WHAT TO DO:
Repeat every record below exactly, leaving out the pictures.

PROVIDED RECORDS:
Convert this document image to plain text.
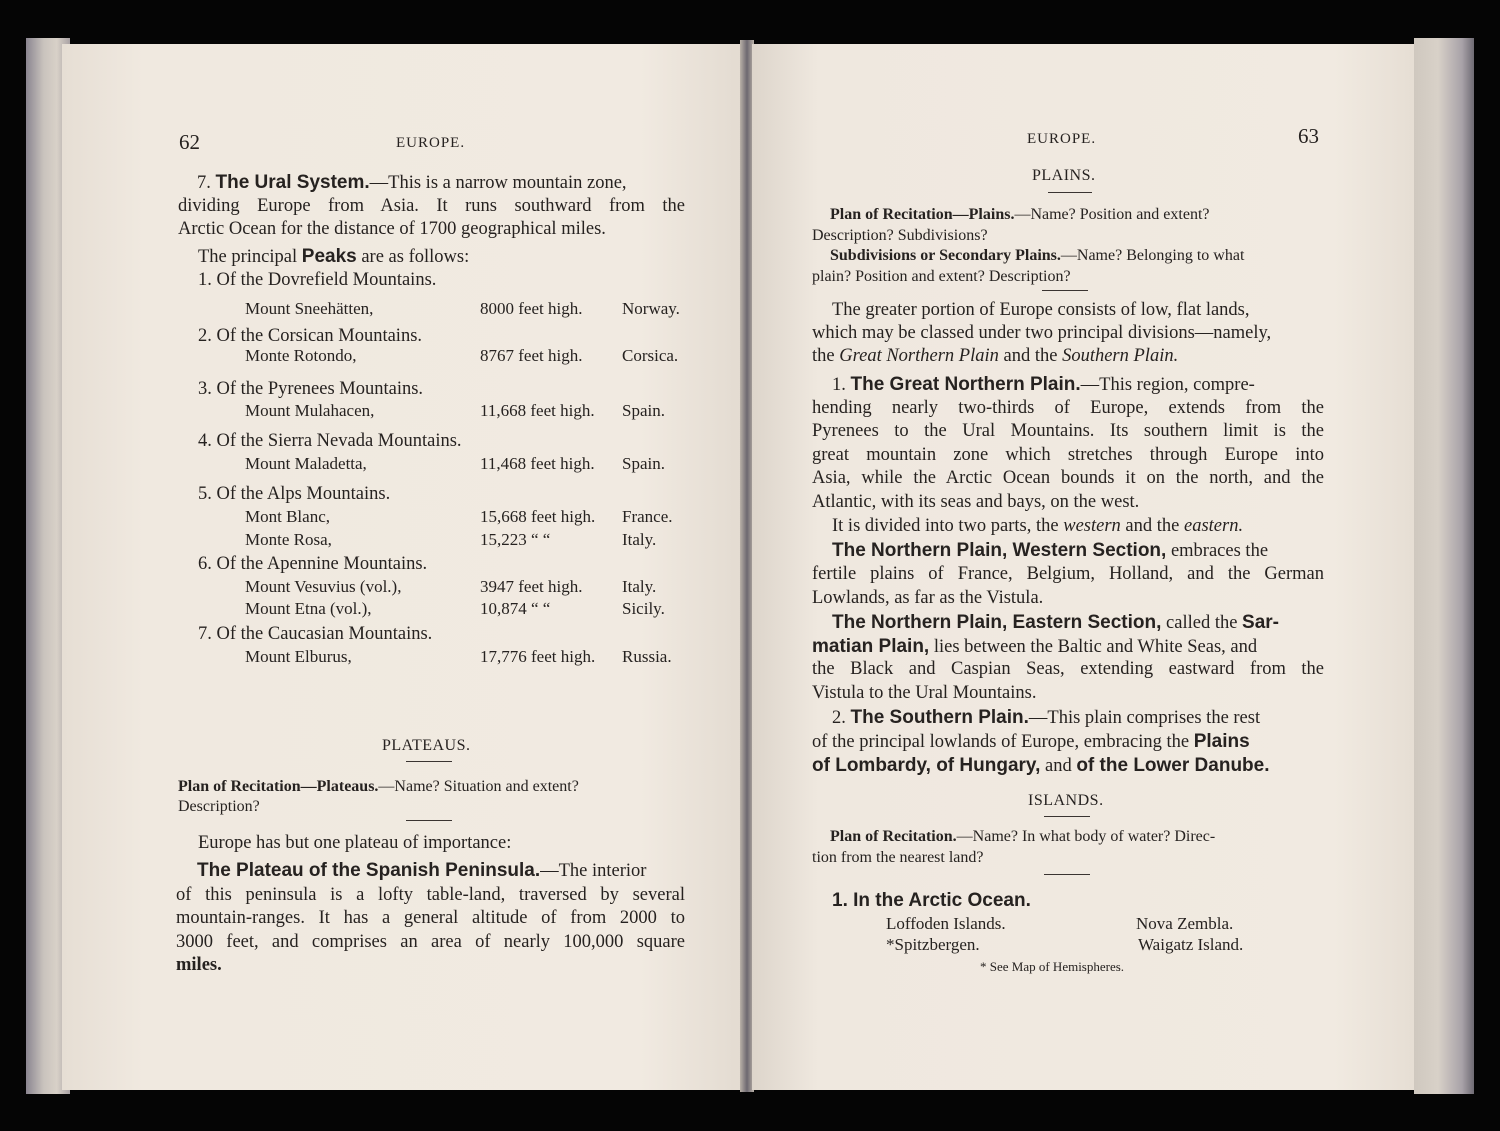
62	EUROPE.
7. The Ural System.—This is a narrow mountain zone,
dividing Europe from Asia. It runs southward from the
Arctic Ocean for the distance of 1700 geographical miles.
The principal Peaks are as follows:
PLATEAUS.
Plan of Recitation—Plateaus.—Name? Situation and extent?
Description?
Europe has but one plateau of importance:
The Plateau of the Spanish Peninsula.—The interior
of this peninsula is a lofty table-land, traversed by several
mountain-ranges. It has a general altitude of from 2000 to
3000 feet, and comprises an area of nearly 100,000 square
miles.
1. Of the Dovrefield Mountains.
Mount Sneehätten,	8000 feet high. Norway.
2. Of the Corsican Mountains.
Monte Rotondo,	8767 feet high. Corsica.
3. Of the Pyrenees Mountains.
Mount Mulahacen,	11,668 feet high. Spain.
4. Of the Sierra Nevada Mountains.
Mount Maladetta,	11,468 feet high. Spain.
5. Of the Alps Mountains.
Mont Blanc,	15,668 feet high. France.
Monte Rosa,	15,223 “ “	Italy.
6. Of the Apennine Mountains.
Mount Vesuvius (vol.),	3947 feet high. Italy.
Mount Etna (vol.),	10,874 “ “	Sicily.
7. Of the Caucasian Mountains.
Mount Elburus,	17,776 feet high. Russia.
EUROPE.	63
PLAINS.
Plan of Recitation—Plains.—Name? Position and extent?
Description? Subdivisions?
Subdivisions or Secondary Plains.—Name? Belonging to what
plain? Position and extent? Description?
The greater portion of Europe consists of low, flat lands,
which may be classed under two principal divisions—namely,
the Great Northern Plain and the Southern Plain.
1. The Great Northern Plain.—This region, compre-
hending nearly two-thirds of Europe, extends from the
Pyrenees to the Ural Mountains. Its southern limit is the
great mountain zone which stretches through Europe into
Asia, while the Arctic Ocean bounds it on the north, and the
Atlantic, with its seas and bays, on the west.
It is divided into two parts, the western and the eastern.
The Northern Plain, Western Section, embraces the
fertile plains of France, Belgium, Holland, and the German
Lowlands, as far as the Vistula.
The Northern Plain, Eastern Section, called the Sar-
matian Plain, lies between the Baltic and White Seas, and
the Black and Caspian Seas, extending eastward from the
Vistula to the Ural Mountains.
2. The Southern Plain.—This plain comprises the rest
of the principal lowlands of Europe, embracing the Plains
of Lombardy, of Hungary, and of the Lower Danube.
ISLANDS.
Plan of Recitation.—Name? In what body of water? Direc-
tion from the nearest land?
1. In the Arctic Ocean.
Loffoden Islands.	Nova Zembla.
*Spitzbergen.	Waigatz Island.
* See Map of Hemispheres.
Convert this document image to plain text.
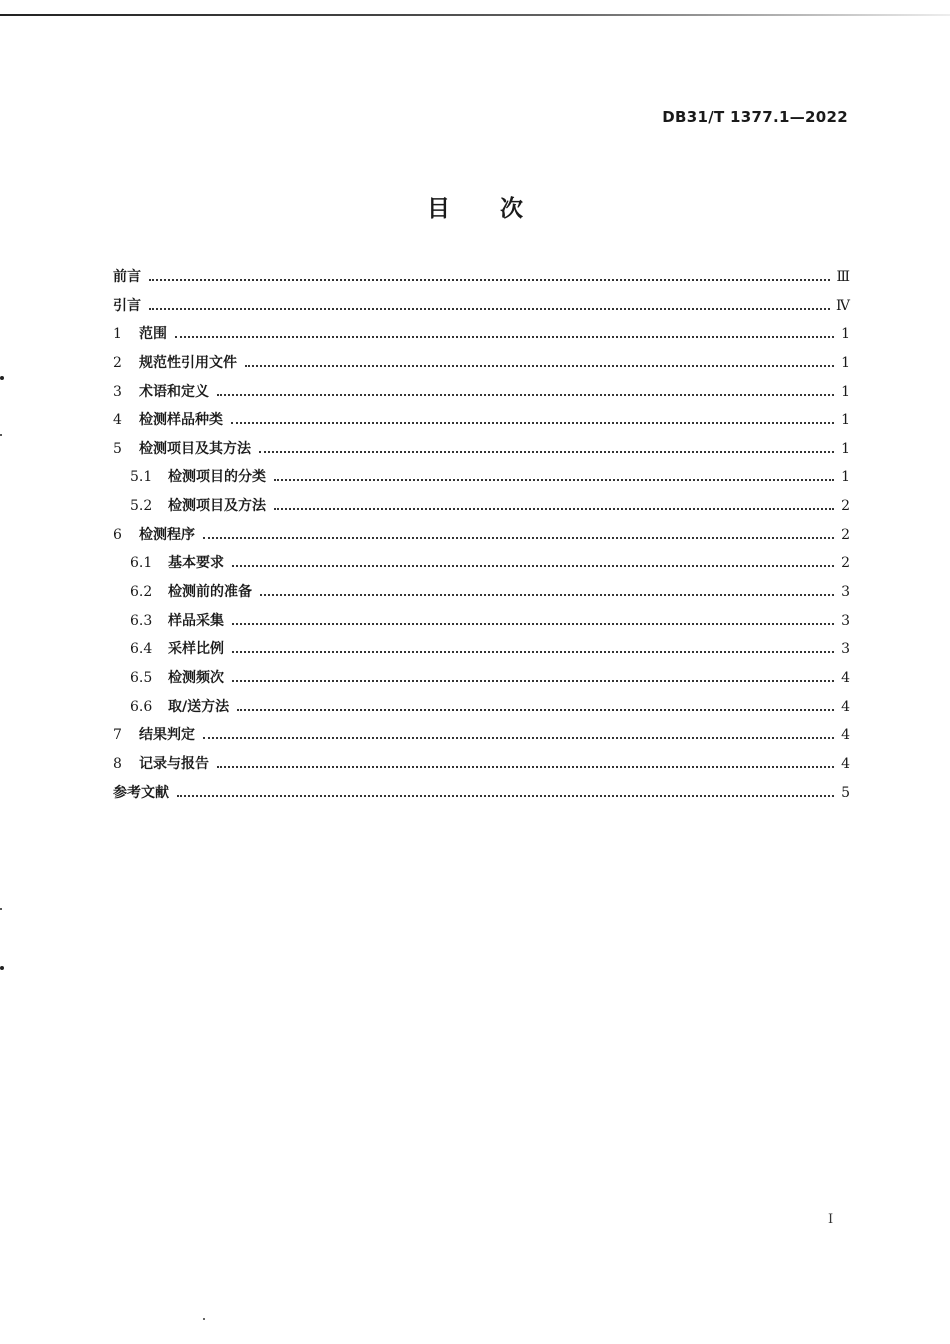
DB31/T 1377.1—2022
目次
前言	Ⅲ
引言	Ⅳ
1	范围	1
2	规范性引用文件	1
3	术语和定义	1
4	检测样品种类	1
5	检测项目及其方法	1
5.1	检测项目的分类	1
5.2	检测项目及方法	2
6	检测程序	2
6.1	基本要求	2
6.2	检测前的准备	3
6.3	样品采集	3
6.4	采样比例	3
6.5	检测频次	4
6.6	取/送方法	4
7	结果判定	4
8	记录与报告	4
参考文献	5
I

REPLY:
Convert this document image to plain text.
62	EUROPE.
7. The Ural System.—This is a narrow mountain zone,
dividing Europe from Asia. It runs southward from the
Arctic Ocean for the distance of 1700 geographical miles.
The principal Peaks are as follows:
PLATEAUS.
Plan of Recitation—Plateaus.—Name? Situation and extent?
Description?
Europe has but one plateau of importance:
The Plateau of the Spanish Peninsula.—The interior
of this peninsula is a lofty table-land, traversed by several
mountain-ranges. It has a general altitude of from 2000 to
3000 feet, and comprises an area of nearly 100,000 square
miles.
1. Of the Dovrefield Mountains.
Mount Sneehätten,	8000 feet high. Norway.
2. Of the Corsican Mountains.
Monte Rotondo,	8767 feet high. Corsica.
3. Of the Pyrenees Mountains.
Mount Mulahacen,	11,668 feet high. Spain.
4. Of the Sierra Nevada Mountains.
Mount Maladetta,	11,468 feet high. Spain.
5. Of the Alps Mountains.
Mont Blanc,	15,668 feet high. France.
Monte Rosa,	15,223 “ “	Italy.
6. Of the Apennine Mountains.
Mount Vesuvius (vol.),	3947 feet high. Italy.
Mount Etna (vol.),	10,874 “ “	Sicily.
7. Of the Caucasian Mountains.
Mount Elburus,	17,776 feet high. Russia.
EUROPE.	63
PLAINS.
Plan of Recitation—Plains.—Name? Position and extent?
Description? Subdivisions?
Subdivisions or Secondary Plains.—Name? Belonging to what
plain? Position and extent? Description?
The greater portion of Europe consists of low, flat lands,
which may be classed under two principal divisions—namely,
the Great Northern Plain and the Southern Plain.
1. The Great Northern Plain.—This region, compre-
hending nearly two-thirds of Europe, extends from the
Pyrenees to the Ural Mountains. Its southern limit is the
great mountain zone which stretches through Europe into
Asia, while the Arctic Ocean bounds it on the north, and the
Atlantic, with its seas and bays, on the west.
It is divided into two parts, the western and the eastern.
The Northern Plain, Western Section, embraces the
fertile plains of France, Belgium, Holland, and the German
Lowlands, as far as the Vistula.
The Northern Plain, Eastern Section, called the Sar-
matian Plain, lies between the Baltic and White Seas, and
the Black and Caspian Seas, extending eastward from the
Vistula to the Ural Mountains.
2. The Southern Plain.—This plain comprises the rest
of the principal lowlands of Europe, embracing the Plains
of Lombardy, of Hungary, and of the Lower Danube.
ISLANDS.
Plan of Recitation.—Name? In what body of water? Direc-
tion from the nearest land?
1. In the Arctic Ocean.
Loffoden Islands.	Nova Zembla.
*Spitzbergen.	Waigatz Island.
* See Map of Hemispheres.
Convert this document image to plain text.
DB31/T 1377.1—2022
目次
前言	Ⅲ
引言	Ⅳ
1	范围	1
2	规范性引用文件	1
3	术语和定义	1
4	检测样品种类	1
5	检测项目及其方法	1
5.1	检测项目的分类	1
5.2	检测项目及方法	2
6	检测程序	2
6.1	基本要求	2
6.2	检测前的准备	3
6.3	样品采集	3
6.4	采样比例	3
6.5	检测频次	4
6.6	取/送方法	4
7	结果判定	4
8	记录与报告	4
参考文献	5
I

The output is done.